Records for the task:

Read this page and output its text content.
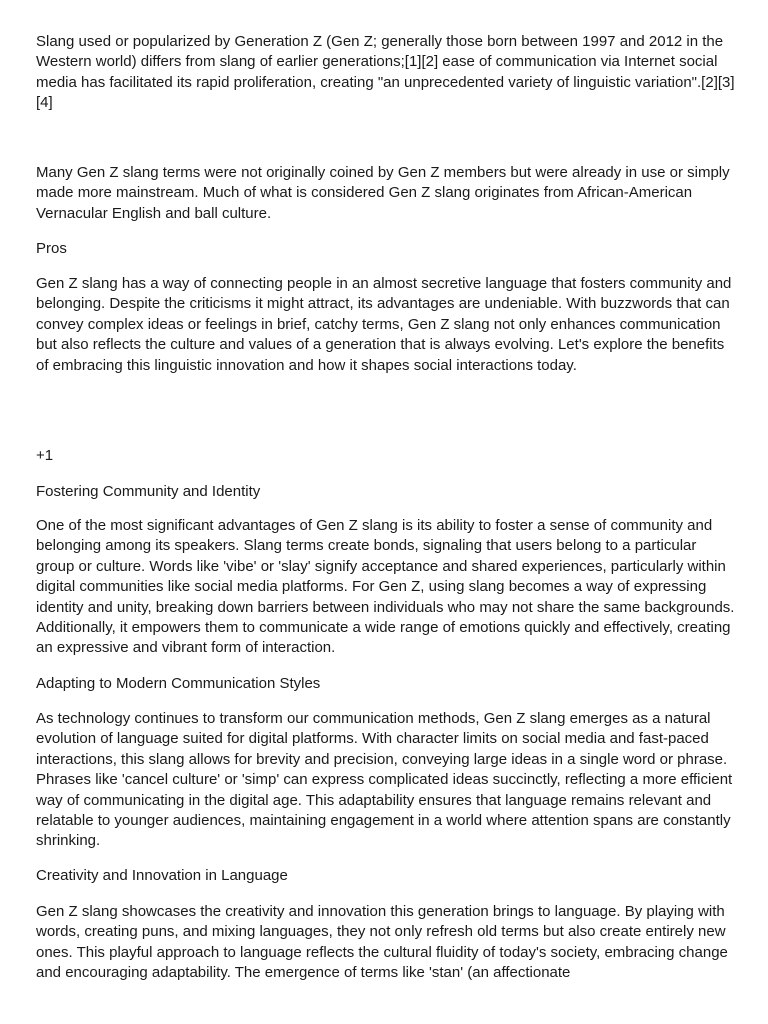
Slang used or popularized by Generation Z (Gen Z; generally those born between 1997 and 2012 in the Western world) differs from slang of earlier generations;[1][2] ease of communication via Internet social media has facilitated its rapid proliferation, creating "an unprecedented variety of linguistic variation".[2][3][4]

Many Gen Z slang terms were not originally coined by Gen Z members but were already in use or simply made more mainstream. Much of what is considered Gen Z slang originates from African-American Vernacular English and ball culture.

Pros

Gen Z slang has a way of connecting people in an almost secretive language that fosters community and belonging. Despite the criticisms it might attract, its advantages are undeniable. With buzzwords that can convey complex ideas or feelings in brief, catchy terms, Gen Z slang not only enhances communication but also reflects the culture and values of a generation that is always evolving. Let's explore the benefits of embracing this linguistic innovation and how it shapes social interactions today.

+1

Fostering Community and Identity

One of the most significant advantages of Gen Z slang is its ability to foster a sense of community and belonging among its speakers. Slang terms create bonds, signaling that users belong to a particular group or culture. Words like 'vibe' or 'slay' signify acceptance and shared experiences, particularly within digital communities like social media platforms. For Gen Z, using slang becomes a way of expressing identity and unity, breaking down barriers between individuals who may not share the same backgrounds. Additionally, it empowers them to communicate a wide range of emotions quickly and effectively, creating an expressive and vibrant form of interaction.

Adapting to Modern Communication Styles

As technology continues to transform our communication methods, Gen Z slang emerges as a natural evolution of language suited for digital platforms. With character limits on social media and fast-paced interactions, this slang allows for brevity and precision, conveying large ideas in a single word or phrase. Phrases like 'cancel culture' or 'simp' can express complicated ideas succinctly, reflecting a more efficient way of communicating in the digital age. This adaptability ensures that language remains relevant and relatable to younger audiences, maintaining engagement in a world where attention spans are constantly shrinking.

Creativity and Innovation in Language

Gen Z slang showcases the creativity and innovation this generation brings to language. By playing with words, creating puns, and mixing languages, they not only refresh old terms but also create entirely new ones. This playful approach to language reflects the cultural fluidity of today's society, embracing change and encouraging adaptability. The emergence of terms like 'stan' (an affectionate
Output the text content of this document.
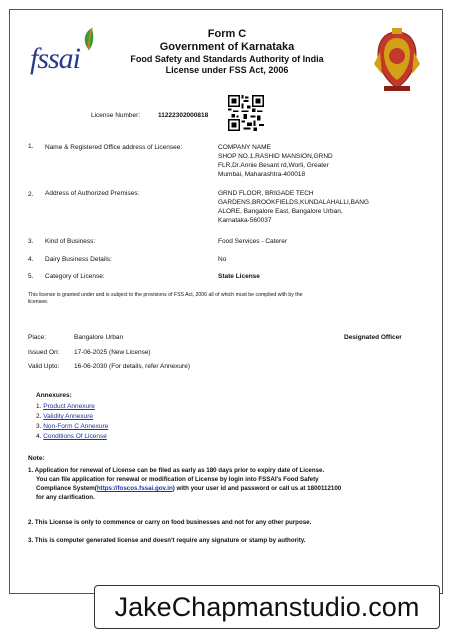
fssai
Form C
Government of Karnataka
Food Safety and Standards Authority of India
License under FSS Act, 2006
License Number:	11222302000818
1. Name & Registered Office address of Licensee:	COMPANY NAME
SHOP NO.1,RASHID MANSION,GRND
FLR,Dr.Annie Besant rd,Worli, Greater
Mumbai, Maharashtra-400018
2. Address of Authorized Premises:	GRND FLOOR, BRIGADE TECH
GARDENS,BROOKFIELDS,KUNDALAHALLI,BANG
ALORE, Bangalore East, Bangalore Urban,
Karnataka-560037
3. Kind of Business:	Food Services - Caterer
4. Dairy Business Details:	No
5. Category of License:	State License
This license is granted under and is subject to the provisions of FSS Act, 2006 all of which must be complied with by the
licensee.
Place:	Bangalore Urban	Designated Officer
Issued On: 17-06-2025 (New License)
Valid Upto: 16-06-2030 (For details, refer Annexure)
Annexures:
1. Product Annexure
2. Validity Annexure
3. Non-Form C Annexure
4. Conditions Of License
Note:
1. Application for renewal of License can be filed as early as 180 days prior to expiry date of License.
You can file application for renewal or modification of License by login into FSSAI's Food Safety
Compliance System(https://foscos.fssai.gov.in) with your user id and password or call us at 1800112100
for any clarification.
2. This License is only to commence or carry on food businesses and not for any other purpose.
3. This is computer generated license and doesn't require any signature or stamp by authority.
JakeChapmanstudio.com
==
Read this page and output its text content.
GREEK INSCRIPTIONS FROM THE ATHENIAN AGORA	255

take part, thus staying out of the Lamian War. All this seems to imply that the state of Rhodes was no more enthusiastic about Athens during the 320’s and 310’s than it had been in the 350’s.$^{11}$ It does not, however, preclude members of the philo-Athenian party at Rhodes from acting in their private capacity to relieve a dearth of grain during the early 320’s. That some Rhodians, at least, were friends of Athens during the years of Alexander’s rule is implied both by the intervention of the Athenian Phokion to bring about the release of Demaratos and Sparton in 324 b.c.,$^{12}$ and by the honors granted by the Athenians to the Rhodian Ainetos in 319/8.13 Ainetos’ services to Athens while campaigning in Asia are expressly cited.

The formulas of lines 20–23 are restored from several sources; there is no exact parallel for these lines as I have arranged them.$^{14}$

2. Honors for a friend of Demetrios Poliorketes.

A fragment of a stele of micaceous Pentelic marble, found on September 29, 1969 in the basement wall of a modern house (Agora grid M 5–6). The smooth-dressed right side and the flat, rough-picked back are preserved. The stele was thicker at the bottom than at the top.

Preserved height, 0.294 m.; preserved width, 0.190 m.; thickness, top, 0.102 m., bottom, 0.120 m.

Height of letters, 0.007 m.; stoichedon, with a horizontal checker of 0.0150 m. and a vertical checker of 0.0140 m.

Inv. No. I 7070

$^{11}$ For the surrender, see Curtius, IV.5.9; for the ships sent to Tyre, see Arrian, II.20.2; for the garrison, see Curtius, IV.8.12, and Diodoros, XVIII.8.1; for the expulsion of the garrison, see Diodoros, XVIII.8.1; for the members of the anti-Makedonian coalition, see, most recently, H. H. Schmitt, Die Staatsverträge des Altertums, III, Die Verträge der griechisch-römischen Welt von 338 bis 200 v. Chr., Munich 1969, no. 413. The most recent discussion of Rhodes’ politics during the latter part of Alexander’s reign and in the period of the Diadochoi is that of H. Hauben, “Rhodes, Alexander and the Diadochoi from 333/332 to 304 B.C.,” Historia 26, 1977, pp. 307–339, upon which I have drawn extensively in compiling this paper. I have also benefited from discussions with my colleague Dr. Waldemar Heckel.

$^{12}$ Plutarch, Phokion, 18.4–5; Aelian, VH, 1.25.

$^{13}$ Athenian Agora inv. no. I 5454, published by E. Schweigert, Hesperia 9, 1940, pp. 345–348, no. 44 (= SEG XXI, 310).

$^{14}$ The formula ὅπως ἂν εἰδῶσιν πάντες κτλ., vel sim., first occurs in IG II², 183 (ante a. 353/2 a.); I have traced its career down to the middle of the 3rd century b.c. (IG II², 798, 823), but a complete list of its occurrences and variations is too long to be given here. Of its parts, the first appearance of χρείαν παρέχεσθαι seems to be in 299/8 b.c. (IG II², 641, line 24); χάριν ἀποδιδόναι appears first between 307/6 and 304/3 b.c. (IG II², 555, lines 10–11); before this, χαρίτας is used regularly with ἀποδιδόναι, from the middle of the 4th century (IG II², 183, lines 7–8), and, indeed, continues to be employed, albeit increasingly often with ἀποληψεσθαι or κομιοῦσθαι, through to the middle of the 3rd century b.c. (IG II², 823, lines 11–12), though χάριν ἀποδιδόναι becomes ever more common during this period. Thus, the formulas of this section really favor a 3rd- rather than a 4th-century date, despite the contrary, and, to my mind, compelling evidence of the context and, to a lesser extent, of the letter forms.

Directions for this task:
Return every line containing "Bangalore".

Result:
ALORE, Bangalore East, Bangalore Urban,
Place:	Bangalore Urban	Designated Officer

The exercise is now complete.